## WORK TO DO
List, from the lines below, each one with "text" in it.

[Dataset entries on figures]
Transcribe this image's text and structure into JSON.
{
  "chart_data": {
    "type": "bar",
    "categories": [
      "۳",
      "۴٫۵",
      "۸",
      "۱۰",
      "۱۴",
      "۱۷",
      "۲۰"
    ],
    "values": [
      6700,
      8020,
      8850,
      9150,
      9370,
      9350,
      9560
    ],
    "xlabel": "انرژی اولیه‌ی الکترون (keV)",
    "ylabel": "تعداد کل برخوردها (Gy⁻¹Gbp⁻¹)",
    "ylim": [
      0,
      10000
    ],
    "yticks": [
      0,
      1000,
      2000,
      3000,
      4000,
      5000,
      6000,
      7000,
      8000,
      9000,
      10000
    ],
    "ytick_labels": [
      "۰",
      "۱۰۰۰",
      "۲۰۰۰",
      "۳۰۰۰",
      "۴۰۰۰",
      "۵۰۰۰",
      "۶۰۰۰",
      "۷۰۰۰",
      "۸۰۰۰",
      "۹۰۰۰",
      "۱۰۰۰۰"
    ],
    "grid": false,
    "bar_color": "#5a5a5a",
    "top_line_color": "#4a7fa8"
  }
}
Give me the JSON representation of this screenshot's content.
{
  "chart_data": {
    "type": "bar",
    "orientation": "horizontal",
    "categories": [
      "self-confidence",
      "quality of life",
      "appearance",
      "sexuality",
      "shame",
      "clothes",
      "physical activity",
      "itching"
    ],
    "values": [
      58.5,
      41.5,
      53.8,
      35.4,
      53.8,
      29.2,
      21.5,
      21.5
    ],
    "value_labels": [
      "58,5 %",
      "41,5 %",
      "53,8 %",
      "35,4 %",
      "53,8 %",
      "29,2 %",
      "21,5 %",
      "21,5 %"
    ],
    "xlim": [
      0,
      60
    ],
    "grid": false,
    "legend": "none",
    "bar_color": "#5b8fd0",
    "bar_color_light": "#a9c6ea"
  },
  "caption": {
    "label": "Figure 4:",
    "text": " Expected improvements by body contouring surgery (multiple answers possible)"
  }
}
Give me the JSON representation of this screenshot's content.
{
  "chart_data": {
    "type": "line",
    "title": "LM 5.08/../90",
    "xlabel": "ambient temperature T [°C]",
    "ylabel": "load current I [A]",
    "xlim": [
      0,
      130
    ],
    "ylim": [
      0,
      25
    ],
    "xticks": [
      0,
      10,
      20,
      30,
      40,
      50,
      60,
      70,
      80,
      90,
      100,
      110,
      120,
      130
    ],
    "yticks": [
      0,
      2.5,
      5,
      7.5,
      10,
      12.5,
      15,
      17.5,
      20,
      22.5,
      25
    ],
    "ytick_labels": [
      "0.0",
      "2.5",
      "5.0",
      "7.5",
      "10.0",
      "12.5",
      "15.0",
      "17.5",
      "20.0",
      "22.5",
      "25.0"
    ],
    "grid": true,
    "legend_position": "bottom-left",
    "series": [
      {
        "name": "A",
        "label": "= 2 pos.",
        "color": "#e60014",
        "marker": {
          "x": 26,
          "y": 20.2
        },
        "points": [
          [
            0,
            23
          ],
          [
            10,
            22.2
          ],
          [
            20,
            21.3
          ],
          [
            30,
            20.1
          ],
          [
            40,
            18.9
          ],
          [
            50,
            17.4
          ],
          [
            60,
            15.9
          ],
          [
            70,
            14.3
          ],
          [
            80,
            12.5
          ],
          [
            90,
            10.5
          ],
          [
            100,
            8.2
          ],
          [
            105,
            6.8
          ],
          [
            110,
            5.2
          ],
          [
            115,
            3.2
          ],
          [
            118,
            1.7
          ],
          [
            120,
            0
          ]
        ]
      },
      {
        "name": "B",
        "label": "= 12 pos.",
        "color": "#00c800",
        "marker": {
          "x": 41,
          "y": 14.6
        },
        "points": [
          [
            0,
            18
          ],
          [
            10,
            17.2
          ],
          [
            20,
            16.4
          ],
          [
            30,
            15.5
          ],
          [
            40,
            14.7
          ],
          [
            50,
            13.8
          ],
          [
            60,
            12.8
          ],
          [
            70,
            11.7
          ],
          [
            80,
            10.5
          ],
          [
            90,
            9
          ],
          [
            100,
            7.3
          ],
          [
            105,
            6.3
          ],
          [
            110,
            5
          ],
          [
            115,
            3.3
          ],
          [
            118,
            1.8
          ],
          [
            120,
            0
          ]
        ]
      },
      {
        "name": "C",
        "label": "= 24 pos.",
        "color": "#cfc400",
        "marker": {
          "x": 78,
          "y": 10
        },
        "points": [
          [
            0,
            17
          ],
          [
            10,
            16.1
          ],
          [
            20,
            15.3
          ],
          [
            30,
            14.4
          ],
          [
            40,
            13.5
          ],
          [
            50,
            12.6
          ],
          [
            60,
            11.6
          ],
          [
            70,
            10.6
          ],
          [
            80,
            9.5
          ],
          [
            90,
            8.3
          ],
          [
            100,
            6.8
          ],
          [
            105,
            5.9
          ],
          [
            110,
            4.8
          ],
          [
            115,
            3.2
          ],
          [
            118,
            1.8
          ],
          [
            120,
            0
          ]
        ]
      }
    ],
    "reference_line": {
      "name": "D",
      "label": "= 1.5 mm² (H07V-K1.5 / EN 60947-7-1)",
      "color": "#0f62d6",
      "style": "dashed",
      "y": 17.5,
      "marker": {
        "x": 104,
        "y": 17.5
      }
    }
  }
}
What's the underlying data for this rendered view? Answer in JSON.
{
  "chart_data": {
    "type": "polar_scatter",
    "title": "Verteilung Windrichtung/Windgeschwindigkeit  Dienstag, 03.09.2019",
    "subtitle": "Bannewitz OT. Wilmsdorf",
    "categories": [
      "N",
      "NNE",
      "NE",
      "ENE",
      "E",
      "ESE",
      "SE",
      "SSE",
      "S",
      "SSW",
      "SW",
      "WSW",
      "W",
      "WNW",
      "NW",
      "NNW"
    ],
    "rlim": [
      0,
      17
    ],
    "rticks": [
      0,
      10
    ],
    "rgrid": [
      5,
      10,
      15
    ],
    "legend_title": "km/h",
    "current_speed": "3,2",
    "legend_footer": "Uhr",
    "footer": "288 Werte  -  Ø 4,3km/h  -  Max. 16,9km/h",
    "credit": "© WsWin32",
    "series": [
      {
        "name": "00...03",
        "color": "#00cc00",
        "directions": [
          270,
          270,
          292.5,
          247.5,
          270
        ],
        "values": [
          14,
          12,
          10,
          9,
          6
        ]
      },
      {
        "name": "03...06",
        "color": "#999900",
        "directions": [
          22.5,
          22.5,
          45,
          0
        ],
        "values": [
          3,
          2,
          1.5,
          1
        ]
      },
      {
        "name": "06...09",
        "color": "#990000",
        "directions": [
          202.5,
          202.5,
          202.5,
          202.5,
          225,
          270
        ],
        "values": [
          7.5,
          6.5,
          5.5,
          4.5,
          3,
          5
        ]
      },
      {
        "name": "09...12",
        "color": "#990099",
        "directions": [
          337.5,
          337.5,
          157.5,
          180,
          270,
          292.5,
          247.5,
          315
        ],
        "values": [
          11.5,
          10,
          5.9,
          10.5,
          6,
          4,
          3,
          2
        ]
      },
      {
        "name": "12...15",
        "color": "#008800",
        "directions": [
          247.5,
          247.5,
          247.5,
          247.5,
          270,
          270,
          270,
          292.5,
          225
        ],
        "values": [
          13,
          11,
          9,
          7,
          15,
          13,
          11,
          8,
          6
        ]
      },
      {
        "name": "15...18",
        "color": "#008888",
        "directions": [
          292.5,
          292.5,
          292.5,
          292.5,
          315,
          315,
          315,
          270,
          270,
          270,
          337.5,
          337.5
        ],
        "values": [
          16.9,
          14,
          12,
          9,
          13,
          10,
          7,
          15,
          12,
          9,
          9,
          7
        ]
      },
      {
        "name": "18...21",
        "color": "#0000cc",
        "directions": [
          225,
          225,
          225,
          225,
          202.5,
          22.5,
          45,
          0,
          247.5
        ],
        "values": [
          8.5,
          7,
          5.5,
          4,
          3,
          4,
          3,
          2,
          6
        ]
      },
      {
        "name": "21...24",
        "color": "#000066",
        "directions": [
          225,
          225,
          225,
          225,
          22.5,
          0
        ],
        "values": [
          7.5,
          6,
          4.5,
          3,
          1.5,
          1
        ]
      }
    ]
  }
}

## FINISHED TASK
Transcribe this image's text and structure into JSON.
    "text": " Expected improvements by body contouring surgery (multiple answers possible)"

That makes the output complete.